● Task objective:
Gather from the material every line that contains the string "corrigeai".

● Information given:

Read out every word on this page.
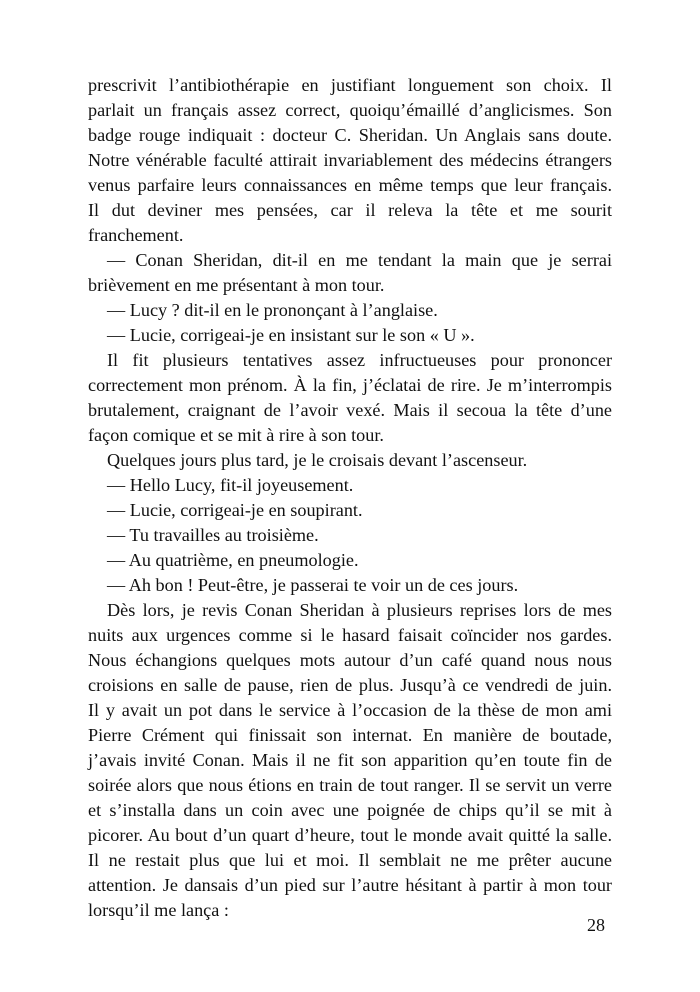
prescrivit l’antibiothérapie en justifiant longuement son choix. Il
parlait un français assez correct, quoiqu’émaillé d’anglicismes. Son
badge rouge indiquait : docteur C. Sheridan. Un Anglais sans doute.
Notre vénérable faculté attirait invariablement des médecins étrangers
venus parfaire leurs connaissances en même temps que leur français.
Il dut deviner mes pensées, car il releva la tête et me sourit
franchement.
— Conan Sheridan, dit-il en me tendant la main que je serrai
brièvement en me présentant à mon tour.
— Lucy ? dit-il en le prononçant à l’anglaise.
— Lucie, corrigeai-je en insistant sur le son « U ».
Il fit plusieurs tentatives assez infructueuses pour prononcer
correctement mon prénom. À la fin, j’éclatai de rire. Je m’interrompis
brutalement, craignant de l’avoir vexé. Mais il secoua la tête d’une
façon comique et se mit à rire à son tour.
Quelques jours plus tard, je le croisais devant l’ascenseur.
— Hello Lucy, fit-il joyeusement.
— Lucie, corrigeai-je en soupirant.
— Tu travailles au troisième.
— Au quatrième, en pneumologie.
— Ah bon ! Peut-être, je passerai te voir un de ces jours.
Dès lors, je revis Conan Sheridan à plusieurs reprises lors de mes
nuits aux urgences comme si le hasard faisait coïncider nos gardes.
Nous échangions quelques mots autour d’un café quand nous nous
croisions en salle de pause, rien de plus. Jusqu’à ce vendredi de juin.
Il y avait un pot dans le service à l’occasion de la thèse de mon ami
Pierre Crément qui finissait son internat. En manière de boutade,
j’avais invité Conan. Mais il ne fit son apparition qu’en toute fin de
soirée alors que nous étions en train de tout ranger. Il se servit un verre
et s’installa dans un coin avec une poignée de chips qu’il se mit à
picorer. Au bout d’un quart d’heure, tout le monde avait quitté la salle.
Il ne restait plus que lui et moi. Il semblait ne me prêter aucune
attention. Je dansais d’un pied sur l’autre hésitant à partir à mon tour
lorsqu’il me lança :
28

● Output below:
— Lucie, corrigeai-je en insistant sur le son « U ».
— Lucie, corrigeai-je en soupirant.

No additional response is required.